[Records of where elements appear]
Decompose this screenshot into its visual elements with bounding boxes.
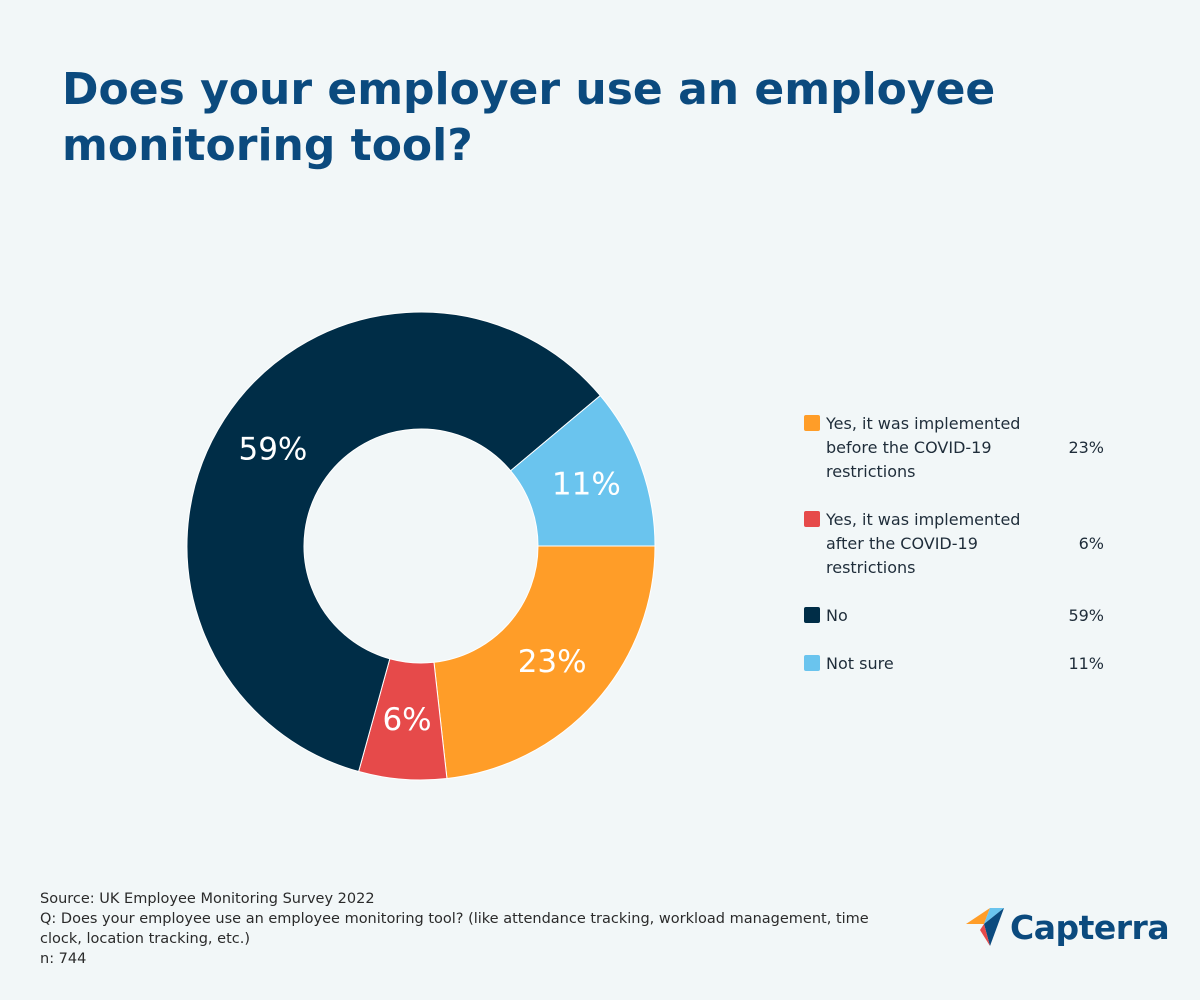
slice-label: 59% (238, 431, 307, 467)
legend-item: Yes, it was implemented before the COVID… (804, 412, 1104, 484)
footnote: n: 744 (40, 951, 87, 967)
donut-slice (186, 311, 601, 773)
slice-label: 6% (382, 702, 431, 738)
donut-slice (433, 545, 656, 780)
donut-slice (509, 394, 656, 547)
legend-value: 6% (1078, 534, 1104, 553)
slice-label: 11% (552, 466, 621, 502)
logo-icon (966, 908, 1004, 946)
legend-value: 11% (1068, 654, 1104, 673)
legend-swatch (804, 655, 820, 671)
legend-swatch (804, 511, 820, 527)
legend-label: Yes, it was implemented after the COVID-… (826, 510, 1021, 577)
legend-swatch (804, 607, 820, 623)
slice-label: 23% (518, 644, 587, 680)
chart-title: Does your employer use an employee monit… (62, 64, 996, 171)
legend-item: Yes, it was implemented after the COVID-… (804, 508, 1104, 580)
footnote: Source: UK Employee Monitoring Survey 20… (40, 891, 375, 907)
legend-swatch (804, 415, 820, 431)
footnotes: Source: UK Employee Monitoring Survey 20… (40, 889, 900, 969)
logo: Capterra (966, 906, 1170, 948)
legend: Yes, it was implemented before the COVID… (804, 412, 1104, 700)
legend-value: 23% (1068, 438, 1104, 457)
legend-label: Yes, it was implemented before the COVID… (826, 414, 1021, 481)
legend-label: No (826, 606, 848, 625)
legend-item: No 59% (804, 604, 1104, 628)
logo-text: Capterra (1010, 907, 1170, 947)
legend-label: Not sure (826, 654, 894, 673)
legend-value: 59% (1068, 606, 1104, 625)
footnote: Q: Does your employee use an employee mo… (40, 911, 869, 947)
legend-item: Not sure 11% (804, 652, 1104, 676)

(WRITTEN INSTRUCTION): Report every line of the listing above that contains the word "your", copying each such line in full.

(RESULT FOR THIS TASK):
chart-title: Does your employer use an employee monit… (62, 64, 996, 171)
footnote: Q: Does your employee use an employee mo… (40, 911, 869, 947)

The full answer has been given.